**Dataset rows:**

┌──

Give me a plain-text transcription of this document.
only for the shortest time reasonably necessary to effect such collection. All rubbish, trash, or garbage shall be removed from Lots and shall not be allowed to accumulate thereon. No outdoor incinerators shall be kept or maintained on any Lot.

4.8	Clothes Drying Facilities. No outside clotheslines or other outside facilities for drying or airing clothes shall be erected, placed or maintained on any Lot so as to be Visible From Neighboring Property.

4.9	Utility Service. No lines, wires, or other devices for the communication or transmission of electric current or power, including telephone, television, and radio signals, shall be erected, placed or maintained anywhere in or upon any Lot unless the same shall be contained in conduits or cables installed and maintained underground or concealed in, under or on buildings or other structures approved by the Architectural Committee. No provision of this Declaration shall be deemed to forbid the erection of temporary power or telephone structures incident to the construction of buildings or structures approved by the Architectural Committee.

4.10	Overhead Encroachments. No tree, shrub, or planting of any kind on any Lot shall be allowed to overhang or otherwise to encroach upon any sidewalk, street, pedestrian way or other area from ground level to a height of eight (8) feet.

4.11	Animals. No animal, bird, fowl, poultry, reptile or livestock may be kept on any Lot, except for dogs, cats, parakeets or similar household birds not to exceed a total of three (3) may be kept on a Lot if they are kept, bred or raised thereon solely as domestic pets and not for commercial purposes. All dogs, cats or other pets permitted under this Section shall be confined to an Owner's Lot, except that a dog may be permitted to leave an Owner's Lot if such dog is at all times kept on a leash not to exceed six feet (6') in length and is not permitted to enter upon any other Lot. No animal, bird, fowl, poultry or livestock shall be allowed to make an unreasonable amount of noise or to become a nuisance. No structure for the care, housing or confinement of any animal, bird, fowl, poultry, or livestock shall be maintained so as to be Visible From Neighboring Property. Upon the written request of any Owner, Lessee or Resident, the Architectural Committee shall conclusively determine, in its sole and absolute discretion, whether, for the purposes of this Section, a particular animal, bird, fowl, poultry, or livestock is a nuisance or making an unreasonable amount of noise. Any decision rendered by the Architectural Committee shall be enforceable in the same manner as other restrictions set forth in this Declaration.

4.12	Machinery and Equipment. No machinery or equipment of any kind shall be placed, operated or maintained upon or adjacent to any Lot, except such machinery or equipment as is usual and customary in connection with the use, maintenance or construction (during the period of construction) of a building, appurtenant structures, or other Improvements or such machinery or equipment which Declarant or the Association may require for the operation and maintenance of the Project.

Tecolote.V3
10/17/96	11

└──

**Set exercise:** Return the whole listing exactly.

**Answer to the task:**
Give me a plain-text transcription of this document.
only for the shortest time reasonably necessary to effect such collection. All rubbish, trash, or garbage shall be removed from Lots and shall not be allowed to accumulate thereon. No outdoor incinerators shall be kept or maintained on any Lot.

4.8	Clothes Drying Facilities. No outside clotheslines or other outside facilities for drying or airing clothes shall be erected, placed or maintained on any Lot so as to be Visible From Neighboring Property.

4.9	Utility Service. No lines, wires, or other devices for the communication or transmission of electric current or power, including telephone, television, and radio signals, shall be erected, placed or maintained anywhere in or upon any Lot unless the same shall be contained in conduits or cables installed and maintained underground or concealed in, under or on buildings or other structures approved by the Architectural Committee. No provision of this Declaration shall be deemed to forbid the erection of temporary power or telephone structures incident to the construction of buildings or structures approved by the Architectural Committee.

4.10	Overhead Encroachments. No tree, shrub, or planting of any kind on any Lot shall be allowed to overhang or otherwise to encroach upon any sidewalk, street, pedestrian way or other area from ground level to a height of eight (8) feet.

4.11	Animals. No animal, bird, fowl, poultry, reptile or livestock may be kept on any Lot, except for dogs, cats, parakeets or similar household birds not to exceed a total of three (3) may be kept on a Lot if they are kept, bred or raised thereon solely as domestic pets and not for commercial purposes. All dogs, cats or other pets permitted under this Section shall be confined to an Owner's Lot, except that a dog may be permitted to leave an Owner's Lot if such dog is at all times kept on a leash not to exceed six feet (6') in length and is not permitted to enter upon any other Lot. No animal, bird, fowl, poultry or livestock shall be allowed to make an unreasonable amount of noise or to become a nuisance. No structure for the care, housing or confinement of any animal, bird, fowl, poultry, or livestock shall be maintained so as to be Visible From Neighboring Property. Upon the written request of any Owner, Lessee or Resident, the Architectural Committee shall conclusively determine, in its sole and absolute discretion, whether, for the purposes of this Section, a particular animal, bird, fowl, poultry, or livestock is a nuisance or making an unreasonable amount of noise. Any decision rendered by the Architectural Committee shall be enforceable in the same manner as other restrictions set forth in this Declaration.

4.12	Machinery and Equipment. No machinery or equipment of any kind shall be placed, operated or maintained upon or adjacent to any Lot, except such machinery or equipment as is usual and customary in connection with the use, maintenance or construction (during the period of construction) of a building, appurtenant structures, or other Improvements or such machinery or equipment which Declarant or the Association may require for the operation and maintenance of the Project.

Tecolote.V3
10/17/96	11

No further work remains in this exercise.